==== WORKING DATA ====
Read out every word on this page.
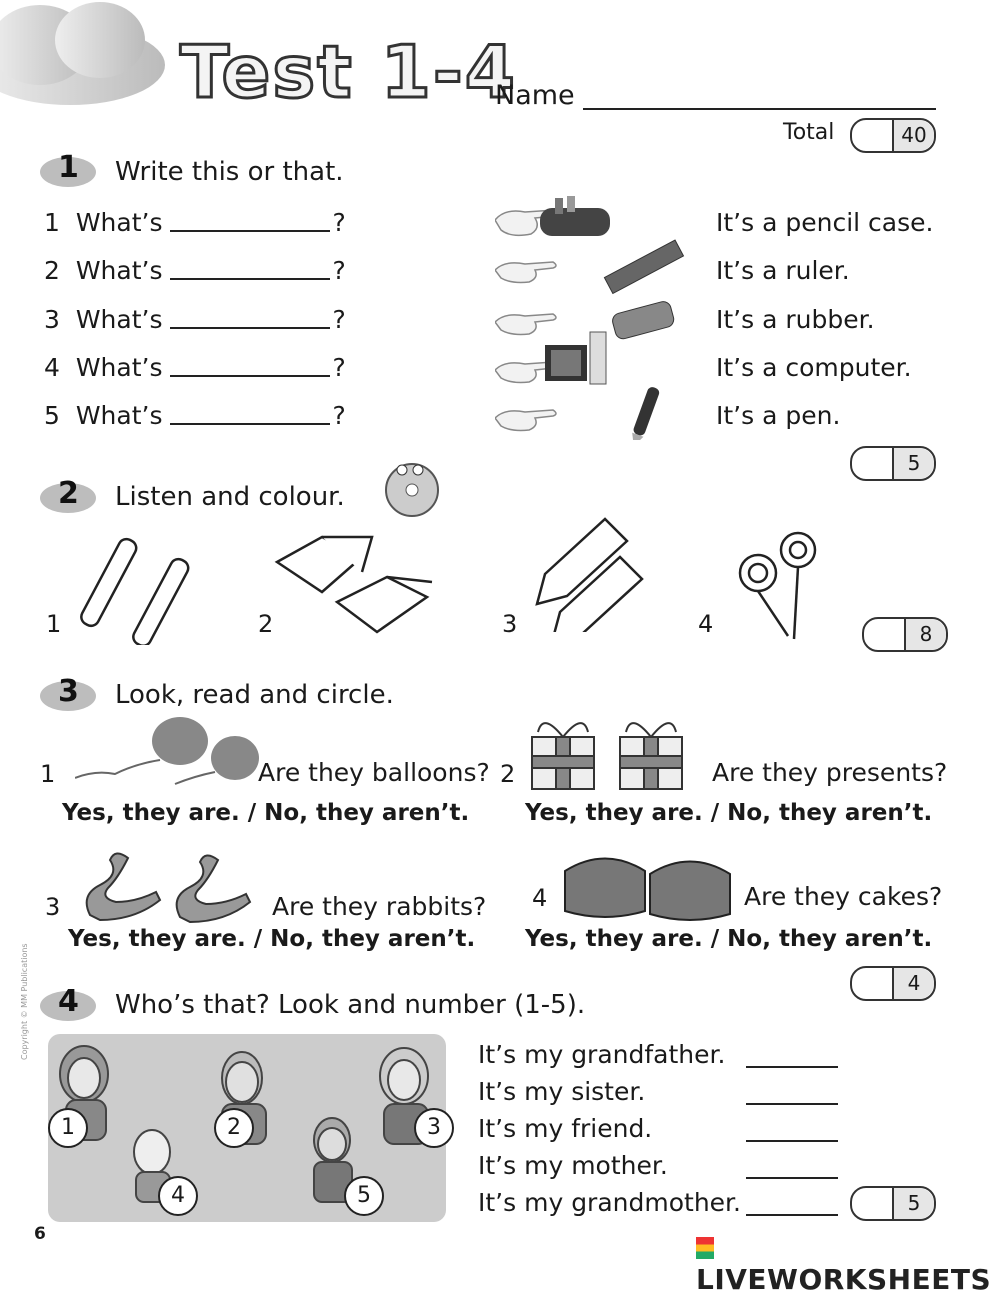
Test 1-4
Name
Total	40
1 Write this or that.
1 What’s	?
2 What’s	?
3 What’s	?
4 What’s	?
5 What’s	?
It’s a pencil case.
It’s a ruler.
It’s a rubber.
It’s a computer.
It’s a pen.
5
2 Listen and colour.
1	2	3	4	8
3 Look, read and circle.
1	Are they balloons?
Yes, they are. / No, they aren’t.
2	Are they presents?
Yes, they are. / No, they aren’t.
3	Are they rabbits?
Yes, they are. / No, they aren’t.
4	Are they cakes?
Yes, they are. / No, they aren’t.
4
4 Who’s that? Look and number (1-5).
1	2	3
4	5
It’s my grandfather.
It’s my sister.
It’s my friend.
It’s my mother.
It’s my grandmother.	5
Copyright © MM Publications
6
LIVEWORKSHEETS
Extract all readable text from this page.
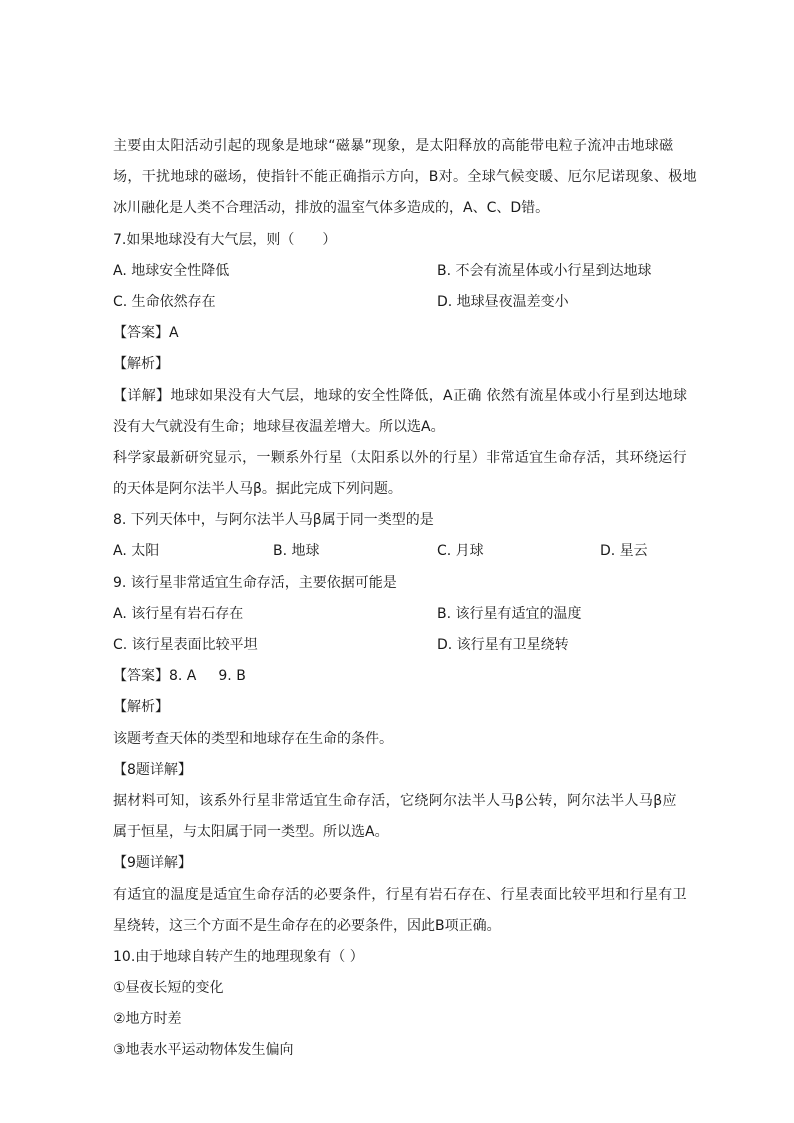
主要由太阳活动引起的现象是地球“磁暴”现象，是太阳释放的高能带电粒子流冲击地球磁
场，干扰地球的磁场，使指针不能正确指示方向，B对。全球气候变暖、厄尔尼诺现象、极地
冰川融化是人类不合理活动，排放的温室气体多造成的，A、C、D错。
7.如果地球没有大气层，则（　　）
A. 地球安全性降低	B. 不会有流星体或小行星到达地球
C. 生命依然存在	D. 地球昼夜温差变小
【答案】A
【解析】
【详解】地球如果没有大气层，地球的安全性降低，A正确 依然有流星体或小行星到达地球
没有大气就没有生命；地球昼夜温差增大。所以选A。
科学家最新研究显示，一颗系外行星（太阳系以外的行星）非常适宜生命存活，其环绕运行
的天体是阿尔法半人马β。据此完成下列问题。
8. 下列天体中，与阿尔法半人马β属于同一类型的是
A. 太阳	B. 地球	C. 月球	D. 星云
9. 该行星非常适宜生命存活，主要依据可能是
A. 该行星有岩石存在	B. 该行星有适宜的温度
C. 该行星表面比较平坦	D. 该行星有卫星绕转
【答案】8. A 9. B
【解析】
该题考查天体的类型和地球存在生命的条件。
【8题详解】
据材料可知，该系外行星非常适宜生命存活，它绕阿尔法半人马β公转，阿尔法半人马β应
属于恒星，与太阳属于同一类型。所以选A。
【9题详解】
有适宜的温度是适宜生命存活的必要条件，行星有岩石存在、行星表面比较平坦和行星有卫
星绕转，这三个方面不是生命存在的必要条件，因此B项正确。
10.由于地球自转产生的地理现象有（ ）
①昼夜长短的变化
②地方时差
③地表水平运动物体发生偏向
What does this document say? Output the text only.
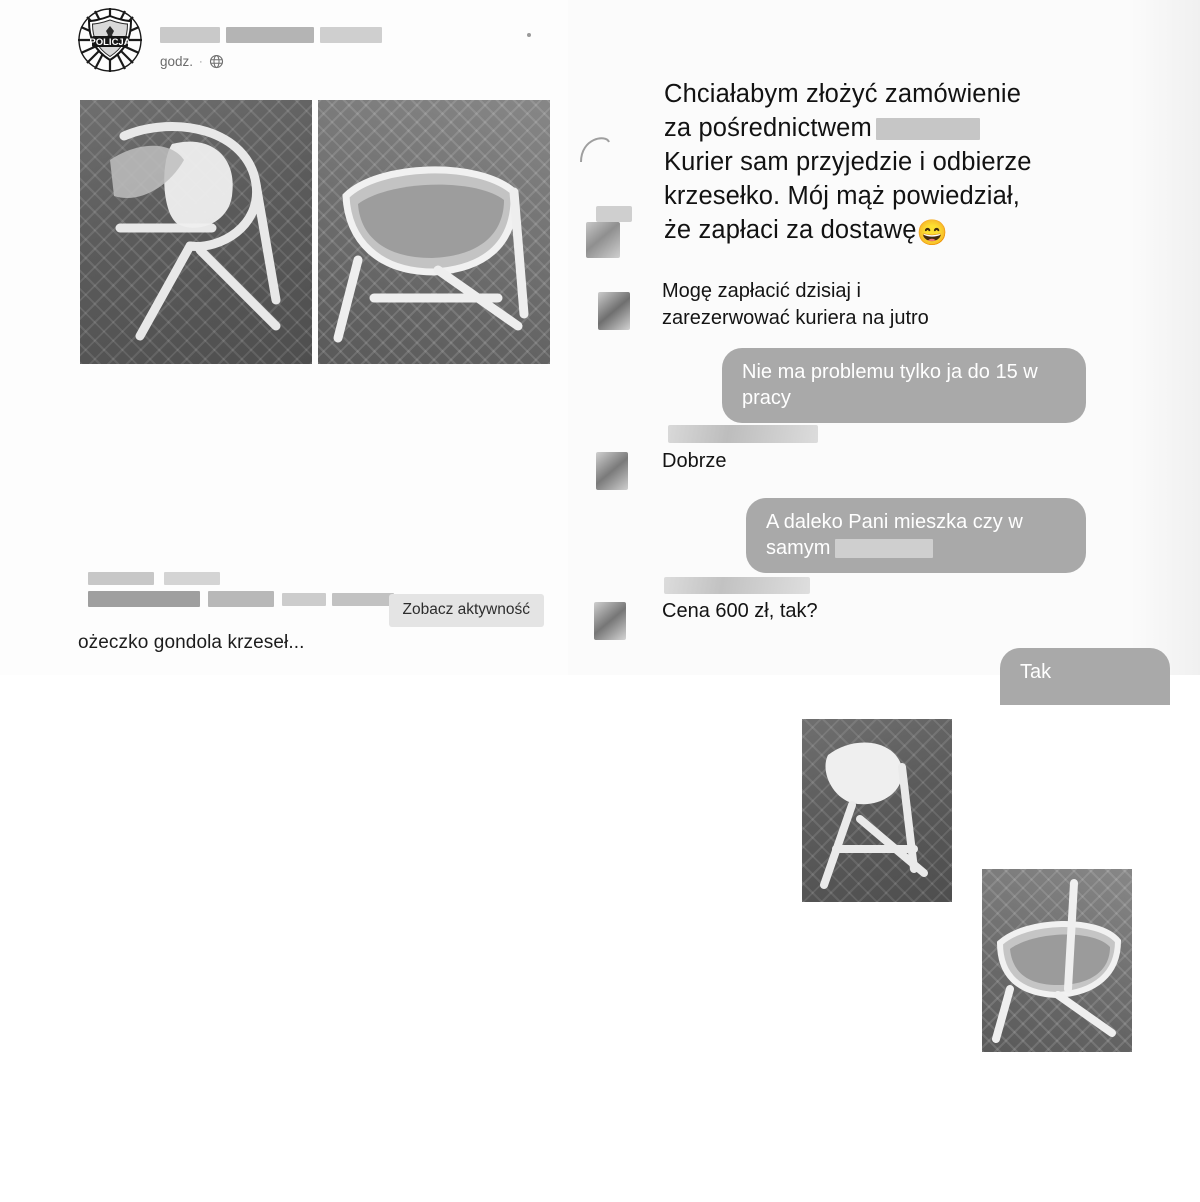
POLICJA
godz. ·
Zobacz aktywność
ożeczko gondola krzeseł...
Chciałabym złożyć zamówienie
za pośrednictwem
Kurier sam przyjedzie i odbierze
krzesełko. Mój mąż powiedział,
że zapłaci za dostawę😄
Mogę zapłacić dzisiaj i zarezerwować kuriera na jutro
Nie ma problemu tylko ja do 15 w pracy
Dobrze
A daleko Pani mieszka czy w samym
Cena 600 zł, tak?
Tak
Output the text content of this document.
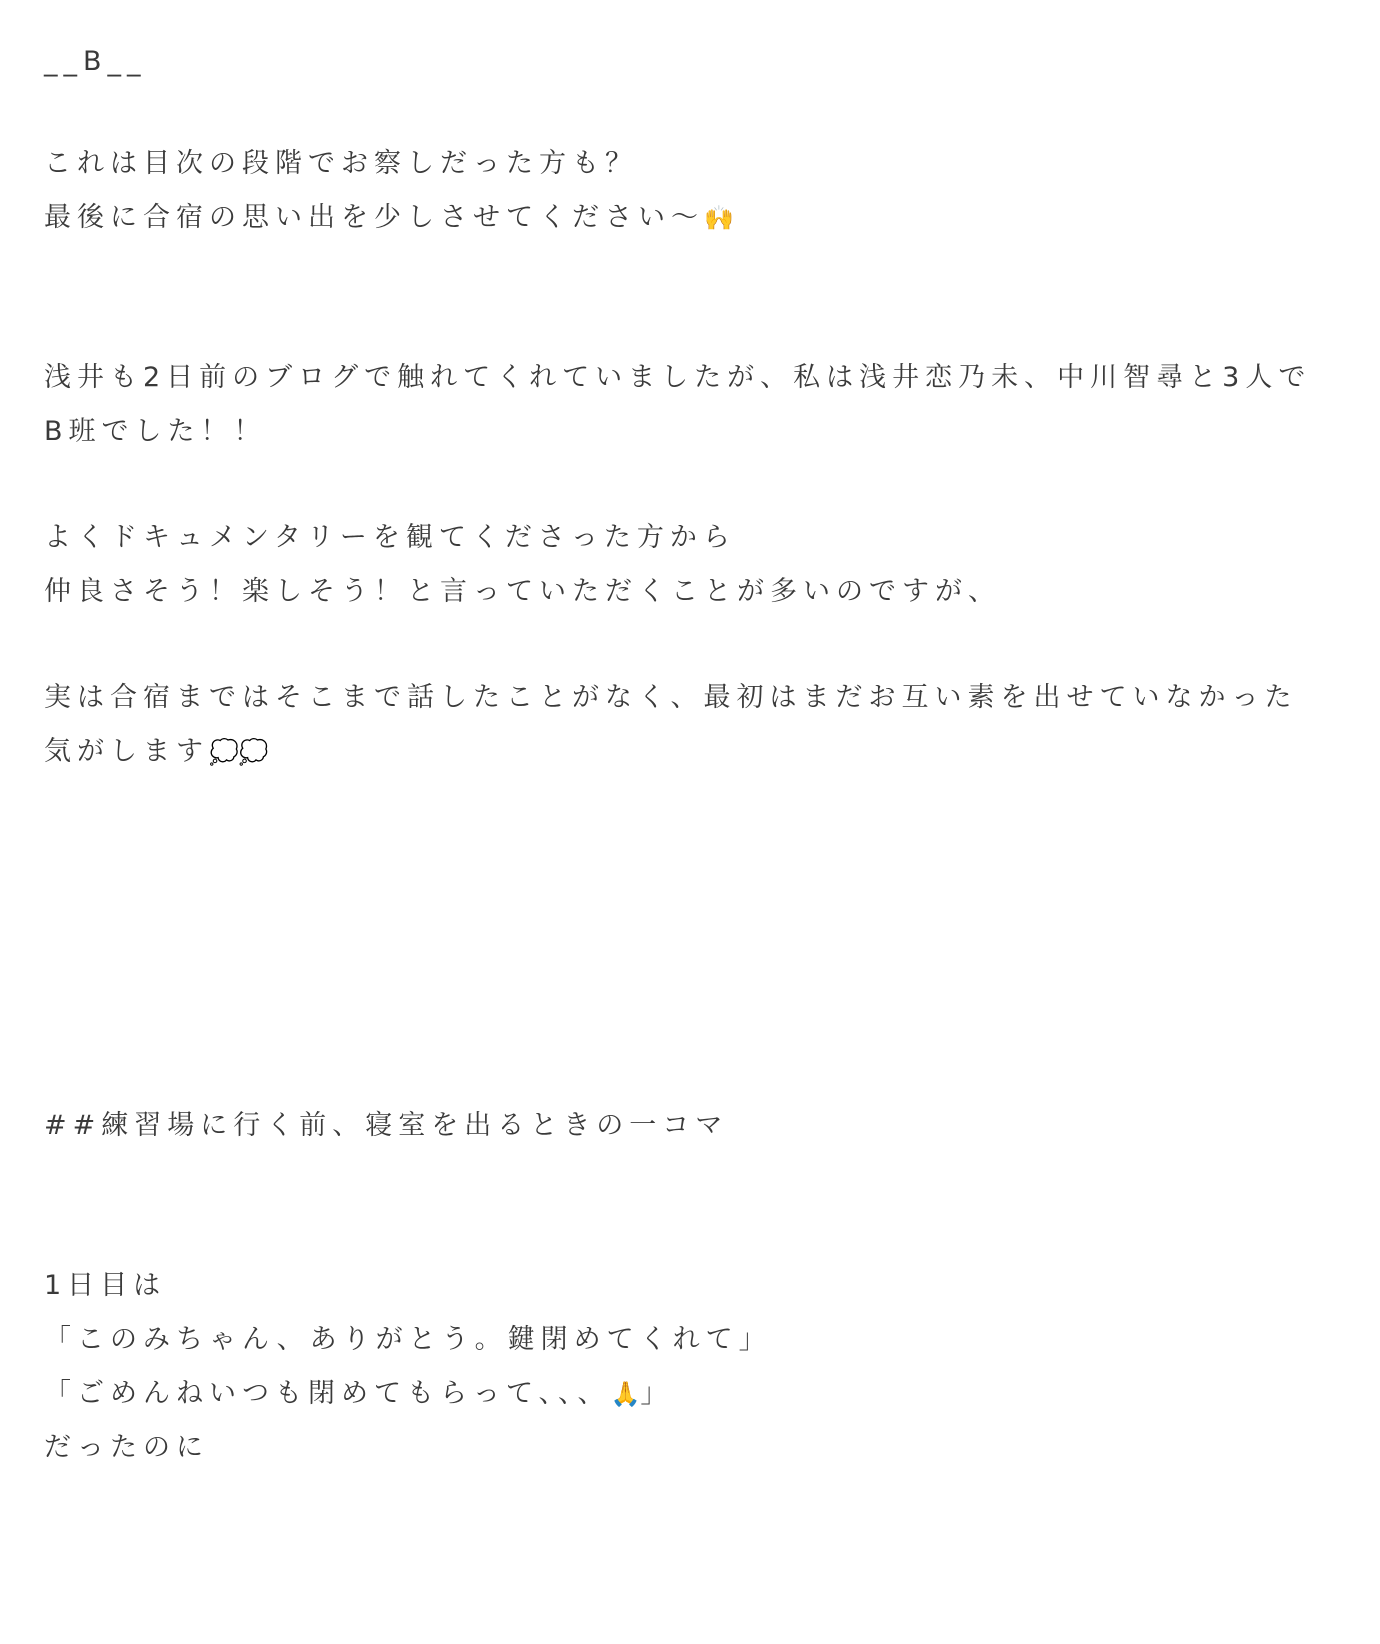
__B__

これは目次の段階でお察しだった方も？

最後に合宿の思い出を少しさせてください〜🙌

浅井も2日前のブログで触れてくれていましたが、私は浅井恋乃未、中川智尋と3人で

B班でした！！

よくドキュメンタリーを観てくださった方から

仲良さそう！楽しそう！と言っていただくことが多いのですが、

実は合宿まではそこまで話したことがなく、最初はまだお互い素を出せていなかった

気がします💭💭

##練習場に行く前、寝室を出るときの一コマ

1日目は

「このみちゃん、ありがとう。鍵閉めてくれて」

「ごめんねいつも閉めてもらって、、、🙏」

だったのに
====
» WRITTEN EXERCISE: Leave out the pictures and restate everything else word for word.

» THE OUTPUT:
Read out every word on this page.
Test 1-4
Name
Total	40
1 Write this or that.
1 What’s	?
2 What’s	?
3 What’s	?
4 What’s	?
5 What’s	?
It’s a pencil case.
It’s a ruler.
It’s a rubber.
It’s a computer.
It’s a pen.
5
2 Listen and colour.
1	2	3	4	8
3 Look, read and circle.
1	Are they balloons?
Yes, they are. / No, they aren’t.
2	Are they presents?
Yes, they are. / No, they aren’t.
3	Are they rabbits?
Yes, they are. / No, they aren’t.
4	Are they cakes?
Yes, they are. / No, they aren’t.
4
4 Who’s that? Look and number (1-5).
1	2	3
4	5
It’s my grandfather.
It’s my sister.
It’s my friend.
It’s my mother.
It’s my grandmother.	5
Copyright © MM Publications
6
LIVEWORKSHEETS
Extract all readable text from this page.
主要由太阳活动引起的现象是地球“磁暴”现象，是太阳释放的高能带电粒子流冲击地球磁
场，干扰地球的磁场，使指针不能正确指示方向，B对。全球气候变暖、厄尔尼诺现象、极地
冰川融化是人类不合理活动，排放的温室气体多造成的，A、C、D错。
7.如果地球没有大气层，则（　　）
A. 地球安全性降低	B. 不会有流星体或小行星到达地球
C. 生命依然存在	D. 地球昼夜温差变小
【答案】A
【解析】
【详解】地球如果没有大气层，地球的安全性降低，A正确 依然有流星体或小行星到达地球
没有大气就没有生命；地球昼夜温差增大。所以选A。
科学家最新研究显示，一颗系外行星（太阳系以外的行星）非常适宜生命存活，其环绕运行
的天体是阿尔法半人马β。据此完成下列问题。
8. 下列天体中，与阿尔法半人马β属于同一类型的是
A. 太阳	B. 地球	C. 月球	D. 星云
9. 该行星非常适宜生命存活，主要依据可能是
A. 该行星有岩石存在	B. 该行星有适宜的温度
C. 该行星表面比较平坦	D. 该行星有卫星绕转
【答案】8. A 9. B
【解析】
该题考查天体的类型和地球存在生命的条件。
【8题详解】
据材料可知，该系外行星非常适宜生命存活，它绕阿尔法半人马β公转，阿尔法半人马β应
属于恒星，与太阳属于同一类型。所以选A。
【9题详解】
有适宜的温度是适宜生命存活的必要条件，行星有岩石存在、行星表面比较平坦和行星有卫
星绕转，这三个方面不是生命存在的必要条件，因此B项正确。
10.由于地球自转产生的地理现象有（ ）
①昼夜长短的变化
②地方时差
③地表水平运动物体发生偏向
What does this document say? Output the text only.
POLICJA
godz. ·
Zobacz aktywność
ożeczko gondola krzeseł...
Chciałabym złożyć zamówienie
za pośrednictwem
Kurier sam przyjedzie i odbierze
krzesełko. Mój mąż powiedział,
że zapłaci za dostawę😄
Mogę zapłacić dzisiaj i zarezerwować kuriera na jutro
Nie ma problemu tylko ja do 15 w pracy
Dobrze
A daleko Pani mieszka czy w samym
Cena 600 zł, tak?
Tak
Output the text content of this document.
__B__

これは目次の段階でお察しだった方も？

最後に合宿の思い出を少しさせてください〜🙌

浅井も2日前のブログで触れてくれていましたが、私は浅井恋乃未、中川智尋と3人で

B班でした！！

よくドキュメンタリーを観てくださった方から

仲良さそう！楽しそう！と言っていただくことが多いのですが、

実は合宿まではそこまで話したことがなく、最初はまだお互い素を出せていなかった

気がします💭💭

##練習場に行く前、寝室を出るときの一コマ

1日目は

「このみちゃん、ありがとう。鍵閉めてくれて」

「ごめんねいつも閉めてもらって、、、🙏」

だったのに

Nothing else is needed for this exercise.